* What to work on: Check each line of the material below, and copy it if it holds the string "seed".

* Data supplied:
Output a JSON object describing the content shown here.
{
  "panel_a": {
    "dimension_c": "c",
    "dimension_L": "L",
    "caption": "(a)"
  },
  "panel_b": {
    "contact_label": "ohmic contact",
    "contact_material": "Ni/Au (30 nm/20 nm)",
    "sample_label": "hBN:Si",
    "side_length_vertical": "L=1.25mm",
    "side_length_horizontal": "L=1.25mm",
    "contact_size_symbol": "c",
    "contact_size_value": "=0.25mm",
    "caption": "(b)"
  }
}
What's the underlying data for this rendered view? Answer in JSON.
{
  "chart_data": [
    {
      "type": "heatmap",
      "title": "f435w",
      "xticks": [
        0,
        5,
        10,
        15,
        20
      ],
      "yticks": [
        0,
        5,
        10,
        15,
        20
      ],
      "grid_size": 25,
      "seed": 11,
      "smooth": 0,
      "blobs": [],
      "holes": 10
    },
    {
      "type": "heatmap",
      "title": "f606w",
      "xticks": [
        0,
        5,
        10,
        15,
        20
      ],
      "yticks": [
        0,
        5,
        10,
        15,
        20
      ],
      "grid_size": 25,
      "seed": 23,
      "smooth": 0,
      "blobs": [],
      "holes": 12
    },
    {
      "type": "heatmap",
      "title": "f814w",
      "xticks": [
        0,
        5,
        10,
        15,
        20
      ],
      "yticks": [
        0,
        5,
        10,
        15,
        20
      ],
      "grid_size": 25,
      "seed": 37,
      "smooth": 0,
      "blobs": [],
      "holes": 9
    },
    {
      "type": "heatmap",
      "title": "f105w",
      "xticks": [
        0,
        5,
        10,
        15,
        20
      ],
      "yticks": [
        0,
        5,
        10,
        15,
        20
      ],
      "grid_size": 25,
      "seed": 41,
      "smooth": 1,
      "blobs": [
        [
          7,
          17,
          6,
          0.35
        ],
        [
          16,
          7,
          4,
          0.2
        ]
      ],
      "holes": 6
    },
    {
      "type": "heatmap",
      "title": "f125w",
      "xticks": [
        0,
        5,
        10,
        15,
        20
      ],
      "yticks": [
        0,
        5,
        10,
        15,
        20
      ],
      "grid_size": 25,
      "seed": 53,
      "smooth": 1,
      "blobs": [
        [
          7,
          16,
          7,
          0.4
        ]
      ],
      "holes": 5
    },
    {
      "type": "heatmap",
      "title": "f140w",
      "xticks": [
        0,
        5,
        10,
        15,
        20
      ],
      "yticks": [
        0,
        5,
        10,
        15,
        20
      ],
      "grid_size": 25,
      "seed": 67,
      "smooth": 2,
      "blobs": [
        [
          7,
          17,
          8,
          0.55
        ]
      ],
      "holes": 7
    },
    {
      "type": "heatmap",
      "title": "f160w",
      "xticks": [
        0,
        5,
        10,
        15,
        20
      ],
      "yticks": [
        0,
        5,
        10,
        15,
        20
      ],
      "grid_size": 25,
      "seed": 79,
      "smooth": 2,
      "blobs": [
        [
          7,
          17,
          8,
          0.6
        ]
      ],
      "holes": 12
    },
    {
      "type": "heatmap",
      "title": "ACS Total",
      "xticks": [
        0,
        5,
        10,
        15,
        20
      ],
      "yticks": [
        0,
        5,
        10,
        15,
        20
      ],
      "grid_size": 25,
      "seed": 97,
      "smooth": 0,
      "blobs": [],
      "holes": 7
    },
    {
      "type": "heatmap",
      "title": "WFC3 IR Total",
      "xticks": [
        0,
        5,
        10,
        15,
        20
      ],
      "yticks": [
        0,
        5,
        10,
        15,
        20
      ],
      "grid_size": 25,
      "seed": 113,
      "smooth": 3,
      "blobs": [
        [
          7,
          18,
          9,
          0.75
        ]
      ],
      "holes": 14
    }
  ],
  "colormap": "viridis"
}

* Complete output:
      "seed": 11,
      "seed": 23,
      "seed": 37,
      "seed": 41,
      "seed": 53,
      "seed": 67,
      "seed": 79,
      "seed": 97,
      "seed": 113,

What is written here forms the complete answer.